**Task instructions**
Pictures do not belong in your copy. Repeat all the other data exactly.

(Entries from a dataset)
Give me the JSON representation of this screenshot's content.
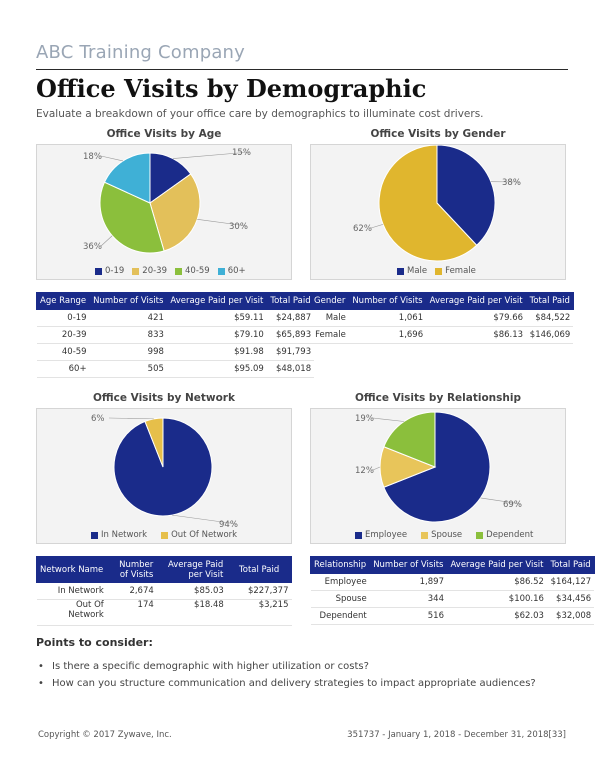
{
  "header": {
    "company": "ABC Training Company",
    "title": "Office Visits by Demographic",
    "subtitle": "Evaluate a breakdown of your office care by demographics to illuminate cost drivers."
  },
  "chart_data": [
    {
      "id": "age",
      "type": "pie",
      "title": "Office Visits by Age",
      "categories": [
        "0-19",
        "20-39",
        "40-59",
        "60+"
      ],
      "values": [
        15,
        30,
        36,
        18
      ],
      "labels": [
        "15%",
        "30%",
        "36%",
        "18%"
      ],
      "colors": [
        "#1a2b8a",
        "#e3c05a",
        "#8bbf3c",
        "#3fb0d6"
      ]
    },
    {
      "id": "gender",
      "type": "pie",
      "title": "Office Visits by Gender",
      "categories": [
        "Male",
        "Female"
      ],
      "values": [
        38,
        62
      ],
      "labels": [
        "38%",
        "62%"
      ],
      "colors": [
        "#1a2b8a",
        "#e0b62e"
      ]
    },
    {
      "id": "network",
      "type": "pie",
      "title": "Office Visits by Network",
      "categories": [
        "In Network",
        "Out Of Network"
      ],
      "values": [
        94,
        6
      ],
      "labels": [
        "94%",
        "6%"
      ],
      "colors": [
        "#1a2b8a",
        "#e6bf4a"
      ]
    },
    {
      "id": "relationship",
      "type": "pie",
      "title": "Office Visits by Relationship",
      "categories": [
        "Employee",
        "Spouse",
        "Dependent"
      ],
      "values": [
        69,
        12,
        19
      ],
      "labels": [
        "69%",
        "12%",
        "19%"
      ],
      "colors": [
        "#1a2b8a",
        "#e8c55a",
        "#8bbf3c"
      ]
    }
  ],
  "tables": {
    "age": {
      "headers": [
        "Age Range",
        "Number of Visits",
        "Average Paid per Visit",
        "Total Paid"
      ],
      "rows": [
        [
          "0-19",
          "421",
          "$59.11",
          "$24,887"
        ],
        [
          "20-39",
          "833",
          "$79.10",
          "$65,893"
        ],
        [
          "40-59",
          "998",
          "$91.98",
          "$91,793"
        ],
        [
          "60+",
          "505",
          "$95.09",
          "$48,018"
        ]
      ]
    },
    "gender": {
      "headers": [
        "Gender",
        "Number of Visits",
        "Average Paid per Visit",
        "Total Paid"
      ],
      "rows": [
        [
          "Male",
          "1,061",
          "$79.66",
          "$84,522"
        ],
        [
          "Female",
          "1,696",
          "$86.13",
          "$146,069"
        ]
      ]
    },
    "network": {
      "headers": [
        "Network Name",
        "Number of Visits",
        "Average Paid per Visit",
        "Total Paid"
      ],
      "rows": [
        [
          "In Network",
          "2,674",
          "$85.03",
          "$227,377"
        ],
        [
          "Out Of Network",
          "174",
          "$18.48",
          "$3,215"
        ]
      ]
    },
    "relationship": {
      "headers": [
        "Relationship",
        "Number of Visits",
        "Average Paid per Visit",
        "Total Paid"
      ],
      "rows": [
        [
          "Employee",
          "1,897",
          "$86.52",
          "$164,127"
        ],
        [
          "Spouse",
          "344",
          "$100.16",
          "$34,456"
        ],
        [
          "Dependent",
          "516",
          "$62.03",
          "$32,008"
        ]
      ]
    }
  },
  "points": {
    "heading": "Points to consider:",
    "items": [
      "Is there a specific demographic with higher utilization or costs?",
      "How can you structure communication and delivery strategies to impact appropriate audiences?"
    ]
  },
  "footer": {
    "copyright": "Copyright © 2017 Zywave, Inc.",
    "report_info": "351737 - January 1, 2018 - December 31, 2018[33]"
  }
}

**Solution below**
Give me the JSON representation of this screenshot's content.
{
  "header": {
    "company": "ABC Training Company",
    "title": "Office Visits by Demographic",
    "subtitle": "Evaluate a breakdown of your office care by demographics to illuminate cost drivers."
  },
  "chart_data": [
    {
      "id": "age",
      "type": "pie",
      "title": "Office Visits by Age",
      "categories": [
        "0-19",
        "20-39",
        "40-59",
        "60+"
      ],
      "values": [
        15,
        30,
        36,
        18
      ],
      "labels": [
        "15%",
        "30%",
        "36%",
        "18%"
      ],
      "colors": [
        "#1a2b8a",
        "#e3c05a",
        "#8bbf3c",
        "#3fb0d6"
      ]
    },
    {
      "id": "gender",
      "type": "pie",
      "title": "Office Visits by Gender",
      "categories": [
        "Male",
        "Female"
      ],
      "values": [
        38,
        62
      ],
      "labels": [
        "38%",
        "62%"
      ],
      "colors": [
        "#1a2b8a",
        "#e0b62e"
      ]
    },
    {
      "id": "network",
      "type": "pie",
      "title": "Office Visits by Network",
      "categories": [
        "In Network",
        "Out Of Network"
      ],
      "values": [
        94,
        6
      ],
      "labels": [
        "94%",
        "6%"
      ],
      "colors": [
        "#1a2b8a",
        "#e6bf4a"
      ]
    },
    {
      "id": "relationship",
      "type": "pie",
      "title": "Office Visits by Relationship",
      "categories": [
        "Employee",
        "Spouse",
        "Dependent"
      ],
      "values": [
        69,
        12,
        19
      ],
      "labels": [
        "69%",
        "12%",
        "19%"
      ],
      "colors": [
        "#1a2b8a",
        "#e8c55a",
        "#8bbf3c"
      ]
    }
  ],
  "tables": {
    "age": {
      "headers": [
        "Age Range",
        "Number of Visits",
        "Average Paid per Visit",
        "Total Paid"
      ],
      "rows": [
        [
          "0-19",
          "421",
          "$59.11",
          "$24,887"
        ],
        [
          "20-39",
          "833",
          "$79.10",
          "$65,893"
        ],
        [
          "40-59",
          "998",
          "$91.98",
          "$91,793"
        ],
        [
          "60+",
          "505",
          "$95.09",
          "$48,018"
        ]
      ]
    },
    "gender": {
      "headers": [
        "Gender",
        "Number of Visits",
        "Average Paid per Visit",
        "Total Paid"
      ],
      "rows": [
        [
          "Male",
          "1,061",
          "$79.66",
          "$84,522"
        ],
        [
          "Female",
          "1,696",
          "$86.13",
          "$146,069"
        ]
      ]
    },
    "network": {
      "headers": [
        "Network Name",
        "Number of Visits",
        "Average Paid per Visit",
        "Total Paid"
      ],
      "rows": [
        [
          "In Network",
          "2,674",
          "$85.03",
          "$227,377"
        ],
        [
          "Out Of Network",
          "174",
          "$18.48",
          "$3,215"
        ]
      ]
    },
    "relationship": {
      "headers": [
        "Relationship",
        "Number of Visits",
        "Average Paid per Visit",
        "Total Paid"
      ],
      "rows": [
        [
          "Employee",
          "1,897",
          "$86.52",
          "$164,127"
        ],
        [
          "Spouse",
          "344",
          "$100.16",
          "$34,456"
        ],
        [
          "Dependent",
          "516",
          "$62.03",
          "$32,008"
        ]
      ]
    }
  },
  "points": {
    "heading": "Points to consider:",
    "items": [
      "Is there a specific demographic with higher utilization or costs?",
      "How can you structure communication and delivery strategies to impact appropriate audiences?"
    ]
  },
  "footer": {
    "copyright": "Copyright © 2017 Zywave, Inc.",
    "report_info": "351737 - January 1, 2018 - December 31, 2018[33]"
  }
}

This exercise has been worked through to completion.